═══ Data shown ═══

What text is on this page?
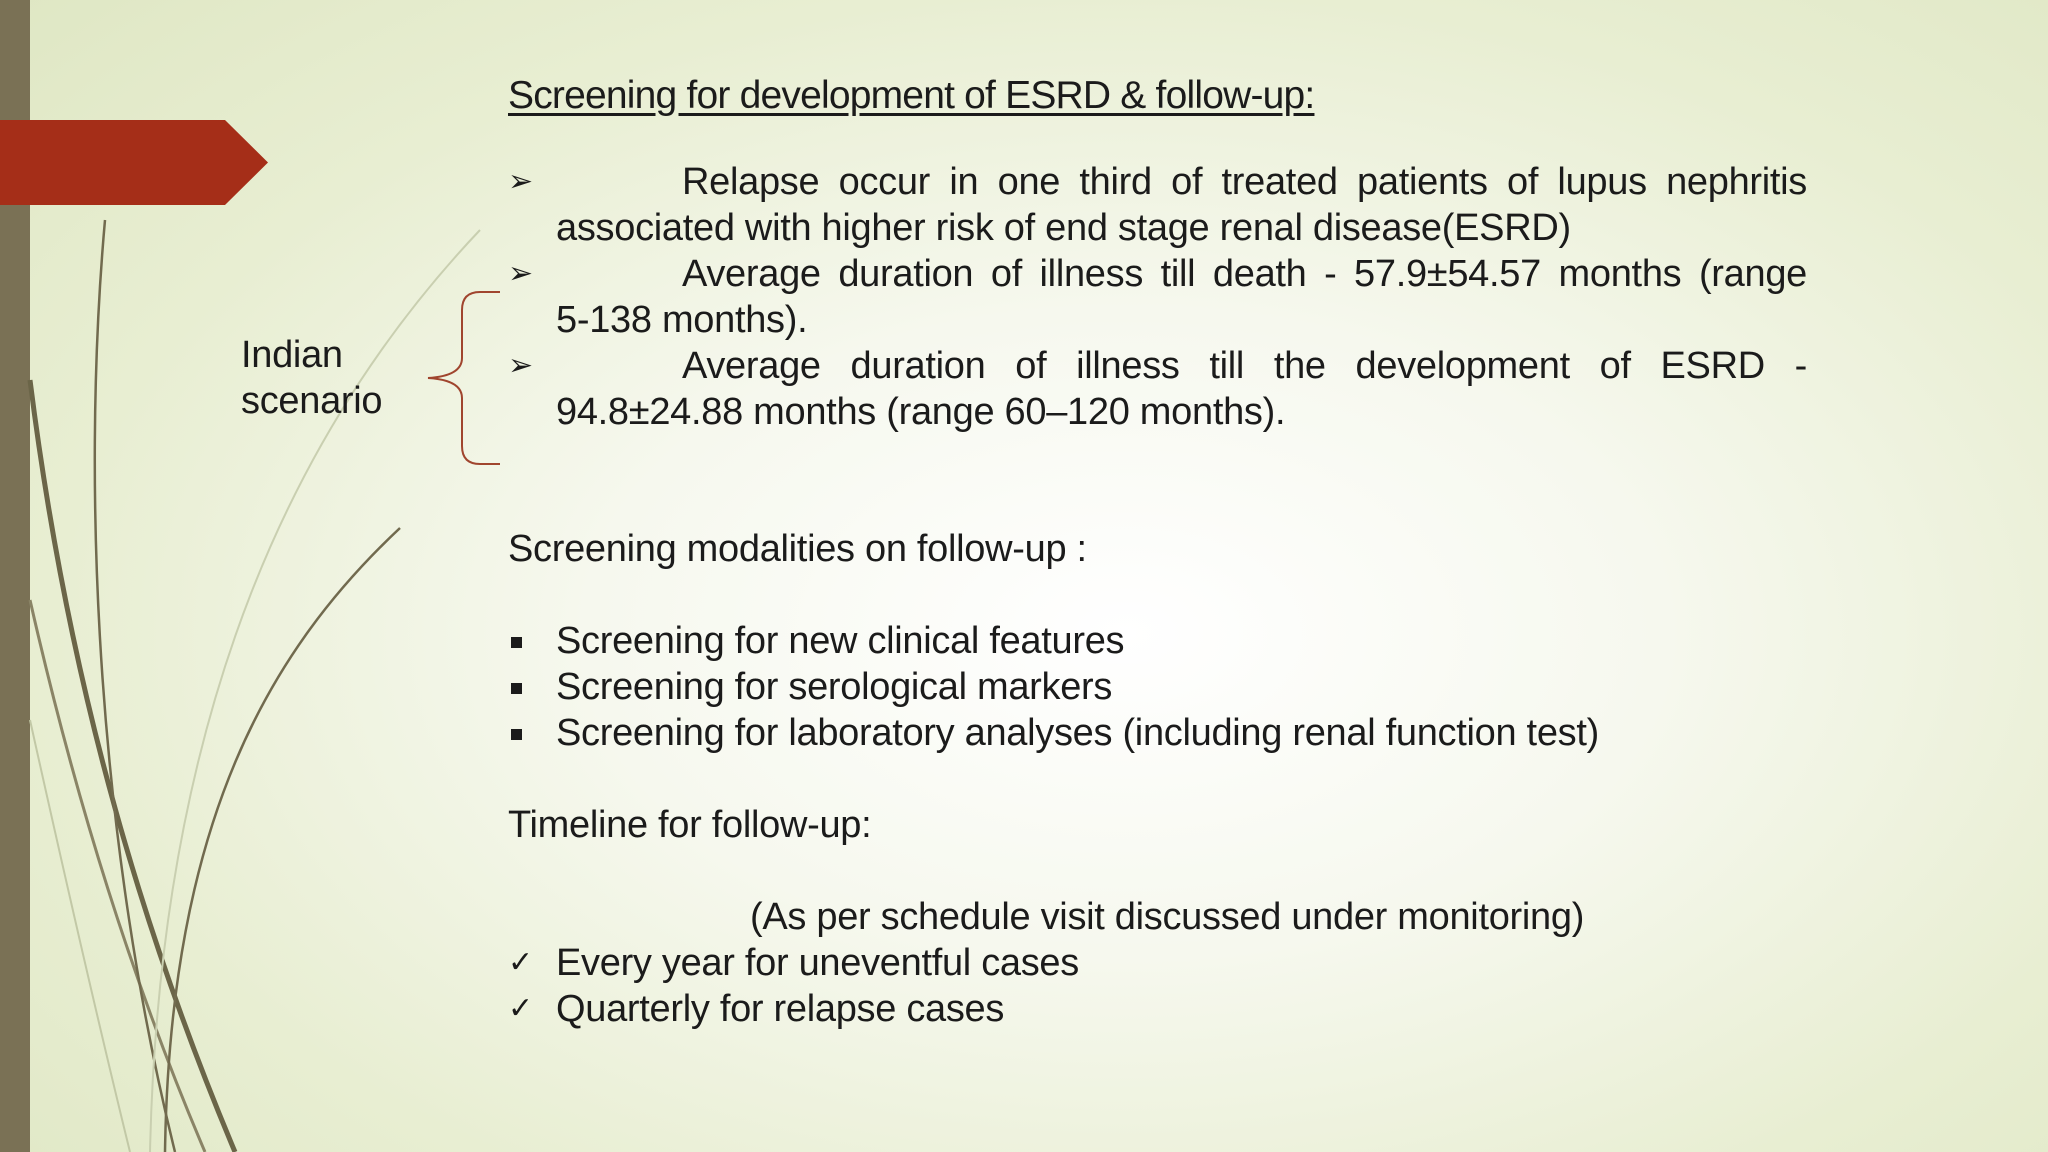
Screening for development of ESRD & follow-up:
➢	Relapse occur in one third of treated patients of lupus nephritis
associated with higher risk of end stage renal disease(ESRD)
➢	Average duration of illness till death - 57.9±54.57 months (range
5-138 months).
➢	Average duration of illness till the development of ESRD -
94.8±24.88 months (range 60–120 months).
Indian
scenario
Screening modalities on follow-up :
Screening for new clinical features
Screening for serological markers
Screening for laboratory analyses (including renal function test)
Timeline for follow-up:
(As per schedule visit discussed under monitoring)
✓ Every year for uneventful cases
✓ Quarterly for relapse cases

═══

• Task statement
Among the lines above, find the ones containing "Average" and copy them.

• Result of this exercise
➢	Average duration of illness till death - 57.9±54.57 months (range
➢	Average duration of illness till the development of ESRD -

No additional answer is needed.